Start of Material supplied

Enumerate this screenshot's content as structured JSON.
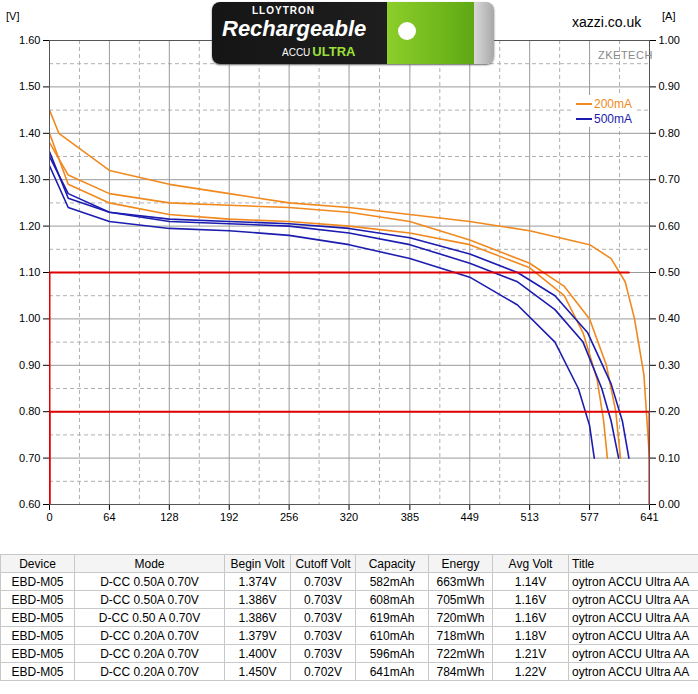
{
  "chart_data": {
    "type": "line",
    "title": "xazzi.co.uk",
    "ylabel": "[V]",
    "y2label": "[A]",
    "annotations": [
      {
        "text": "ZKETECH"
      }
    ],
    "xlim": [
      0,
      641
    ],
    "xticks": [
      0,
      64,
      128,
      192,
      256,
      320,
      385,
      449,
      513,
      577,
      641
    ],
    "ylim": [
      0.6,
      1.6
    ],
    "yticks": [
      {
        "value": 0.6,
        "label": "0.60"
      },
      {
        "value": 0.7,
        "label": "0.70"
      },
      {
        "value": 0.8,
        "label": "0.80"
      },
      {
        "value": 0.9,
        "label": "0.90"
      },
      {
        "value": 1.0,
        "label": "1.00"
      },
      {
        "value": 1.1,
        "label": "1.10"
      },
      {
        "value": 1.2,
        "label": "1.20"
      },
      {
        "value": 1.3,
        "label": "1.30"
      },
      {
        "value": 1.4,
        "label": "1.40"
      },
      {
        "value": 1.5,
        "label": "1.50"
      },
      {
        "value": 1.6,
        "label": "1.60"
      }
    ],
    "y2lim": [
      0,
      1
    ],
    "y2ticks": [
      {
        "value": 0,
        "label": "0.00"
      },
      {
        "value": 0.1,
        "label": "0.10"
      },
      {
        "value": 0.2,
        "label": "0.20"
      },
      {
        "value": 0.3,
        "label": "0.30"
      },
      {
        "value": 0.4,
        "label": "0.40"
      },
      {
        "value": 0.5,
        "label": "0.50"
      },
      {
        "value": 0.6,
        "label": "0.60"
      },
      {
        "value": 0.7,
        "label": "0.70"
      },
      {
        "value": 0.8,
        "label": "0.80"
      },
      {
        "value": 0.9,
        "label": "0.90"
      },
      {
        "value": 1,
        "label": "1.00"
      }
    ],
    "grid": true,
    "legend": "upper right",
    "series": [
      {
        "name": "200mA",
        "color": "#f0891e",
        "x": [
          0,
          10,
          64,
          128,
          192,
          256,
          320,
          385,
          449,
          513,
          577,
          600,
          615,
          625,
          635,
          641
        ],
        "values": [
          1.45,
          1.4,
          1.32,
          1.29,
          1.27,
          1.25,
          1.24,
          1.225,
          1.21,
          1.19,
          1.16,
          1.13,
          1.08,
          1.0,
          0.88,
          0.7
        ]
      },
      {
        "name": "200mA",
        "color": "#f0891e",
        "x": [
          0,
          20,
          64,
          128,
          192,
          256,
          320,
          385,
          449,
          513,
          550,
          577,
          595,
          605,
          610
        ],
        "values": [
          1.38,
          1.31,
          1.27,
          1.25,
          1.245,
          1.24,
          1.23,
          1.21,
          1.17,
          1.12,
          1.07,
          1.0,
          0.9,
          0.8,
          0.7
        ]
      },
      {
        "name": "200mA",
        "color": "#f0891e",
        "x": [
          0,
          20,
          64,
          128,
          192,
          256,
          320,
          385,
          449,
          513,
          550,
          570,
          585,
          592,
          596
        ],
        "values": [
          1.4,
          1.29,
          1.25,
          1.225,
          1.215,
          1.21,
          1.2,
          1.185,
          1.16,
          1.11,
          1.05,
          0.97,
          0.87,
          0.78,
          0.7
        ]
      },
      {
        "name": "500mA",
        "color": "#1c1cb0",
        "x": [
          0,
          20,
          64,
          128,
          192,
          256,
          320,
          385,
          449,
          500,
          540,
          565,
          577,
          582
        ],
        "values": [
          1.33,
          1.24,
          1.21,
          1.195,
          1.19,
          1.18,
          1.16,
          1.13,
          1.09,
          1.03,
          0.95,
          0.85,
          0.77,
          0.7
        ]
      },
      {
        "name": "500mA",
        "color": "#1c1cb0",
        "x": [
          0,
          20,
          64,
          128,
          192,
          256,
          320,
          385,
          449,
          500,
          540,
          570,
          590,
          600,
          608
        ],
        "values": [
          1.35,
          1.27,
          1.23,
          1.21,
          1.205,
          1.2,
          1.185,
          1.16,
          1.12,
          1.08,
          1.02,
          0.95,
          0.85,
          0.78,
          0.7
        ]
      },
      {
        "name": "500mA",
        "color": "#1c1cb0",
        "x": [
          0,
          20,
          64,
          128,
          192,
          256,
          320,
          385,
          449,
          500,
          540,
          575,
          600,
          612,
          619
        ],
        "values": [
          1.36,
          1.26,
          1.23,
          1.215,
          1.21,
          1.205,
          1.195,
          1.175,
          1.14,
          1.1,
          1.05,
          0.97,
          0.86,
          0.78,
          0.7
        ]
      },
      {
        "color": "#e00000",
        "axis": "y2",
        "x": [
          0,
          0,
          619
        ],
        "values": [
          0,
          0.5,
          0.5
        ]
      },
      {
        "color": "#e00000",
        "axis": "y2",
        "x": [
          0,
          0,
          641,
          641
        ],
        "values": [
          0,
          0.2,
          0.2,
          0
        ]
      }
    ]
  },
  "image": {
    "brand": "LLOYTRON",
    "label": "Rechargeable",
    "line1": "ACCU",
    "line2": "ULTRA"
  },
  "table": {
    "columns": [
      "Device",
      "Mode",
      "Begin Volt",
      "Cutoff Volt",
      "Capacity",
      "Energy",
      "Avg Volt",
      "Title"
    ],
    "rows": [
      [
        "EBD-M05",
        "D-CC 0.50A 0.70V",
        "1.374V",
        "0.703V",
        "582mAh",
        "663mWh",
        "1.14V",
        "oytron ACCU Ultra AA"
      ],
      [
        "EBD-M05",
        "D-CC 0.50A 0.70V",
        "1.386V",
        "0.703V",
        "608mAh",
        "705mWh",
        "1.16V",
        "oytron ACCU Ultra AA"
      ],
      [
        "EBD-M05",
        "D-CC 0.50 A 0.70V",
        "1.386V",
        "0.703V",
        "619mAh",
        "720mWh",
        "1.16V",
        "oytron ACCU Ultra AA"
      ],
      [
        "EBD-M05",
        "D-CC 0.20A 0.70V",
        "1.379V",
        "0.703V",
        "610mAh",
        "718mWh",
        "1.18V",
        "oytron ACCU Ultra AA"
      ],
      [
        "EBD-M05",
        "D-CC 0.20A 0.70V",
        "1.400V",
        "0.703V",
        "596mAh",
        "722mWh",
        "1.21V",
        "oytron ACCU Ultra AA"
      ],
      [
        "EBD-M05",
        "D-CC 0.20A 0.70V",
        "1.450V",
        "0.702V",
        "641mAh",
        "784mWh",
        "1.22V",
        "oytron ACCU Ultra AA"
      ]
    ]
  }
}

End of Material supplied

> What you are asked to do:
Every line of text is to be repeated exactly; pictures are left out.

> The reply:
Enumerate this screenshot's content as structured JSON.
{
  "chart_data": {
    "type": "line",
    "title": "xazzi.co.uk",
    "ylabel": "[V]",
    "y2label": "[A]",
    "annotations": [
      {
        "text": "ZKETECH"
      }
    ],
    "xlim": [
      0,
      641
    ],
    "xticks": [
      0,
      64,
      128,
      192,
      256,
      320,
      385,
      449,
      513,
      577,
      641
    ],
    "ylim": [
      0.6,
      1.6
    ],
    "yticks": [
      {
        "value": 0.6,
        "label": "0.60"
      },
      {
        "value": 0.7,
        "label": "0.70"
      },
      {
        "value": 0.8,
        "label": "0.80"
      },
      {
        "value": 0.9,
        "label": "0.90"
      },
      {
        "value": 1.0,
        "label": "1.00"
      },
      {
        "value": 1.1,
        "label": "1.10"
      },
      {
        "value": 1.2,
        "label": "1.20"
      },
      {
        "value": 1.3,
        "label": "1.30"
      },
      {
        "value": 1.4,
        "label": "1.40"
      },
      {
        "value": 1.5,
        "label": "1.50"
      },
      {
        "value": 1.6,
        "label": "1.60"
      }
    ],
    "y2lim": [
      0,
      1
    ],
    "y2ticks": [
      {
        "value": 0,
        "label": "0.00"
      },
      {
        "value": 0.1,
        "label": "0.10"
      },
      {
        "value": 0.2,
        "label": "0.20"
      },
      {
        "value": 0.3,
        "label": "0.30"
      },
      {
        "value": 0.4,
        "label": "0.40"
      },
      {
        "value": 0.5,
        "label": "0.50"
      },
      {
        "value": 0.6,
        "label": "0.60"
      },
      {
        "value": 0.7,
        "label": "0.70"
      },
      {
        "value": 0.8,
        "label": "0.80"
      },
      {
        "value": 0.9,
        "label": "0.90"
      },
      {
        "value": 1,
        "label": "1.00"
      }
    ],
    "grid": true,
    "legend": "upper right",
    "series": [
      {
        "name": "200mA",
        "color": "#f0891e",
        "x": [
          0,
          10,
          64,
          128,
          192,
          256,
          320,
          385,
          449,
          513,
          577,
          600,
          615,
          625,
          635,
          641
        ],
        "values": [
          1.45,
          1.4,
          1.32,
          1.29,
          1.27,
          1.25,
          1.24,
          1.225,
          1.21,
          1.19,
          1.16,
          1.13,
          1.08,
          1.0,
          0.88,
          0.7
        ]
      },
      {
        "name": "200mA",
        "color": "#f0891e",
        "x": [
          0,
          20,
          64,
          128,
          192,
          256,
          320,
          385,
          449,
          513,
          550,
          577,
          595,
          605,
          610
        ],
        "values": [
          1.38,
          1.31,
          1.27,
          1.25,
          1.245,
          1.24,
          1.23,
          1.21,
          1.17,
          1.12,
          1.07,
          1.0,
          0.9,
          0.8,
          0.7
        ]
      },
      {
        "name": "200mA",
        "color": "#f0891e",
        "x": [
          0,
          20,
          64,
          128,
          192,
          256,
          320,
          385,
          449,
          513,
          550,
          570,
          585,
          592,
          596
        ],
        "values": [
          1.4,
          1.29,
          1.25,
          1.225,
          1.215,
          1.21,
          1.2,
          1.185,
          1.16,
          1.11,
          1.05,
          0.97,
          0.87,
          0.78,
          0.7
        ]
      },
      {
        "name": "500mA",
        "color": "#1c1cb0",
        "x": [
          0,
          20,
          64,
          128,
          192,
          256,
          320,
          385,
          449,
          500,
          540,
          565,
          577,
          582
        ],
        "values": [
          1.33,
          1.24,
          1.21,
          1.195,
          1.19,
          1.18,
          1.16,
          1.13,
          1.09,
          1.03,
          0.95,
          0.85,
          0.77,
          0.7
        ]
      },
      {
        "name": "500mA",
        "color": "#1c1cb0",
        "x": [
          0,
          20,
          64,
          128,
          192,
          256,
          320,
          385,
          449,
          500,
          540,
          570,
          590,
          600,
          608
        ],
        "values": [
          1.35,
          1.27,
          1.23,
          1.21,
          1.205,
          1.2,
          1.185,
          1.16,
          1.12,
          1.08,
          1.02,
          0.95,
          0.85,
          0.78,
          0.7
        ]
      },
      {
        "name": "500mA",
        "color": "#1c1cb0",
        "x": [
          0,
          20,
          64,
          128,
          192,
          256,
          320,
          385,
          449,
          500,
          540,
          575,
          600,
          612,
          619
        ],
        "values": [
          1.36,
          1.26,
          1.23,
          1.215,
          1.21,
          1.205,
          1.195,
          1.175,
          1.14,
          1.1,
          1.05,
          0.97,
          0.86,
          0.78,
          0.7
        ]
      },
      {
        "color": "#e00000",
        "axis": "y2",
        "x": [
          0,
          0,
          619
        ],
        "values": [
          0,
          0.5,
          0.5
        ]
      },
      {
        "color": "#e00000",
        "axis": "y2",
        "x": [
          0,
          0,
          641,
          641
        ],
        "values": [
          0,
          0.2,
          0.2,
          0
        ]
      }
    ]
  },
  "image": {
    "brand": "LLOYTRON",
    "label": "Rechargeable",
    "line1": "ACCU",
    "line2": "ULTRA"
  },
  "table": {
    "columns": [
      "Device",
      "Mode",
      "Begin Volt",
      "Cutoff Volt",
      "Capacity",
      "Energy",
      "Avg Volt",
      "Title"
    ],
    "rows": [
      [
        "EBD-M05",
        "D-CC 0.50A 0.70V",
        "1.374V",
        "0.703V",
        "582mAh",
        "663mWh",
        "1.14V",
        "oytron ACCU Ultra AA"
      ],
      [
        "EBD-M05",
        "D-CC 0.50A 0.70V",
        "1.386V",
        "0.703V",
        "608mAh",
        "705mWh",
        "1.16V",
        "oytron ACCU Ultra AA"
      ],
      [
        "EBD-M05",
        "D-CC 0.50 A 0.70V",
        "1.386V",
        "0.703V",
        "619mAh",
        "720mWh",
        "1.16V",
        "oytron ACCU Ultra AA"
      ],
      [
        "EBD-M05",
        "D-CC 0.20A 0.70V",
        "1.379V",
        "0.703V",
        "610mAh",
        "718mWh",
        "1.18V",
        "oytron ACCU Ultra AA"
      ],
      [
        "EBD-M05",
        "D-CC 0.20A 0.70V",
        "1.400V",
        "0.703V",
        "596mAh",
        "722mWh",
        "1.21V",
        "oytron ACCU Ultra AA"
      ],
      [
        "EBD-M05",
        "D-CC 0.20A 0.70V",
        "1.450V",
        "0.702V",
        "641mAh",
        "784mWh",
        "1.22V",
        "oytron ACCU Ultra AA"
      ]
    ]
  }
}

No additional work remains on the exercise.